━━ Excerpted records ━━

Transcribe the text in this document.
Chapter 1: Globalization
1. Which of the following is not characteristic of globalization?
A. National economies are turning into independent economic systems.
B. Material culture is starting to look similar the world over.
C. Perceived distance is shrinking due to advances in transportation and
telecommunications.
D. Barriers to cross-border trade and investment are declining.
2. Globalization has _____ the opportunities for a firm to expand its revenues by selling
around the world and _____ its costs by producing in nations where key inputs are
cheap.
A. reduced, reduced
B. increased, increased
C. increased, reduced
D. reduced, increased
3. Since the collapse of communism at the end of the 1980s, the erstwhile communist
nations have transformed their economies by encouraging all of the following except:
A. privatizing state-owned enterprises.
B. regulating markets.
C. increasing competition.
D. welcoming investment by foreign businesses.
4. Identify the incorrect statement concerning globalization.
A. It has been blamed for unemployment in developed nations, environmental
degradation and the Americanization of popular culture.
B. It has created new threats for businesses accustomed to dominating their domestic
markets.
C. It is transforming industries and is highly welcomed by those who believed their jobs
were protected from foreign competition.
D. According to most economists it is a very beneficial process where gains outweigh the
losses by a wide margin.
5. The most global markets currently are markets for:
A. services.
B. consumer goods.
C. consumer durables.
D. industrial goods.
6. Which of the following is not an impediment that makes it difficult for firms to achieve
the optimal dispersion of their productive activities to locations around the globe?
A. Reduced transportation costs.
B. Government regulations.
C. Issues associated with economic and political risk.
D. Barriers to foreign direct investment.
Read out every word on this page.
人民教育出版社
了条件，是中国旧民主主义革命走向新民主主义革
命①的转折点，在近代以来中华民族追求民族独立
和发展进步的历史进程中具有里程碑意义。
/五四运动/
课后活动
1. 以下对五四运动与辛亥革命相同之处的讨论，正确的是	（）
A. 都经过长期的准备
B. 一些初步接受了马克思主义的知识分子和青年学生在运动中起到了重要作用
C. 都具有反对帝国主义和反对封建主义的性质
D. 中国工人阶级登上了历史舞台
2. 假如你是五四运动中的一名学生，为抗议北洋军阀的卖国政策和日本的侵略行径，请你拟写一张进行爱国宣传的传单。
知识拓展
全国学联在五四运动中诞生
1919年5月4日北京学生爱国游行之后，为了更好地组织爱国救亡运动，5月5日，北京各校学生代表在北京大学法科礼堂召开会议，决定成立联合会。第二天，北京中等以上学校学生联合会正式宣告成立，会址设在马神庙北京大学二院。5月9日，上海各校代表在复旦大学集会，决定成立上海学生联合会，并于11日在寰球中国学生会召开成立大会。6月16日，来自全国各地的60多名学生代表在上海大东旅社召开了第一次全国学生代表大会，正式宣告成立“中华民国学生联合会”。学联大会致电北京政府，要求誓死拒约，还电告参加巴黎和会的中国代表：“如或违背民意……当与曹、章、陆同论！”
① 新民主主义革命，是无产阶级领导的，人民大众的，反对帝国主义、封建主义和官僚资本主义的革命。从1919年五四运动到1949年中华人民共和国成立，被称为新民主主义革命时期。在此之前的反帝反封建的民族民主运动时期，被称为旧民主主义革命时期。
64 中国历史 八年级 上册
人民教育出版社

━━━

Without leaving anything out, give the entries again exactly.

Transcribe the text in this document.
Chapter 1: Globalization
1. Which of the following is not characteristic of globalization?
A. National economies are turning into independent economic systems.
B. Material culture is starting to look similar the world over.
C. Perceived distance is shrinking due to advances in transportation and
telecommunications.
D. Barriers to cross-border trade and investment are declining.
2. Globalization has _____ the opportunities for a firm to expand its revenues by selling
around the world and _____ its costs by producing in nations where key inputs are
cheap.
A. reduced, reduced
B. increased, increased
C. increased, reduced
D. reduced, increased
3. Since the collapse of communism at the end of the 1980s, the erstwhile communist
nations have transformed their economies by encouraging all of the following except:
A. privatizing state-owned enterprises.
B. regulating markets.
C. increasing competition.
D. welcoming investment by foreign businesses.
4. Identify the incorrect statement concerning globalization.
A. It has been blamed for unemployment in developed nations, environmental
degradation and the Americanization of popular culture.
B. It has created new threats for businesses accustomed to dominating their domestic
markets.
C. It is transforming industries and is highly welcomed by those who believed their jobs
were protected from foreign competition.
D. According to most economists it is a very beneficial process where gains outweigh the
losses by a wide margin.
5. The most global markets currently are markets for:
A. services.
B. consumer goods.
C. consumer durables.
D. industrial goods.
6. Which of the following is not an impediment that makes it difficult for firms to achieve
the optimal dispersion of their productive activities to locations around the globe?
A. Reduced transportation costs.
B. Government regulations.
C. Issues associated with economic and political risk.
D. Barriers to foreign direct investment.
Read out every word on this page.
人民教育出版社
了条件，是中国旧民主主义革命走向新民主主义革
命①的转折点，在近代以来中华民族追求民族独立
和发展进步的历史进程中具有里程碑意义。
/五四运动/
课后活动
1. 以下对五四运动与辛亥革命相同之处的讨论，正确的是	（）
A. 都经过长期的准备
B. 一些初步接受了马克思主义的知识分子和青年学生在运动中起到了重要作用
C. 都具有反对帝国主义和反对封建主义的性质
D. 中国工人阶级登上了历史舞台
2. 假如你是五四运动中的一名学生，为抗议北洋军阀的卖国政策和日本的侵略行径，请你拟写一张进行爱国宣传的传单。
知识拓展
全国学联在五四运动中诞生
1919年5月4日北京学生爱国游行之后，为了更好地组织爱国救亡运动，5月5日，北京各校学生代表在北京大学法科礼堂召开会议，决定成立联合会。第二天，北京中等以上学校学生联合会正式宣告成立，会址设在马神庙北京大学二院。5月9日，上海各校代表在复旦大学集会，决定成立上海学生联合会，并于11日在寰球中国学生会召开成立大会。6月16日，来自全国各地的60多名学生代表在上海大东旅社召开了第一次全国学生代表大会，正式宣告成立“中华民国学生联合会”。学联大会致电北京政府，要求誓死拒约，还电告参加巴黎和会的中国代表：“如或违背民意……当与曹、章、陆同论！”
① 新民主主义革命，是无产阶级领导的，人民大众的，反对帝国主义、封建主义和官僚资本主义的革命。从1919年五四运动到1949年中华人民共和国成立，被称为新民主主义革命时期。在此之前的反帝反封建的民族民主运动时期，被称为旧民主主义革命时期。
64 中国历史 八年级 上册
人民教育出版社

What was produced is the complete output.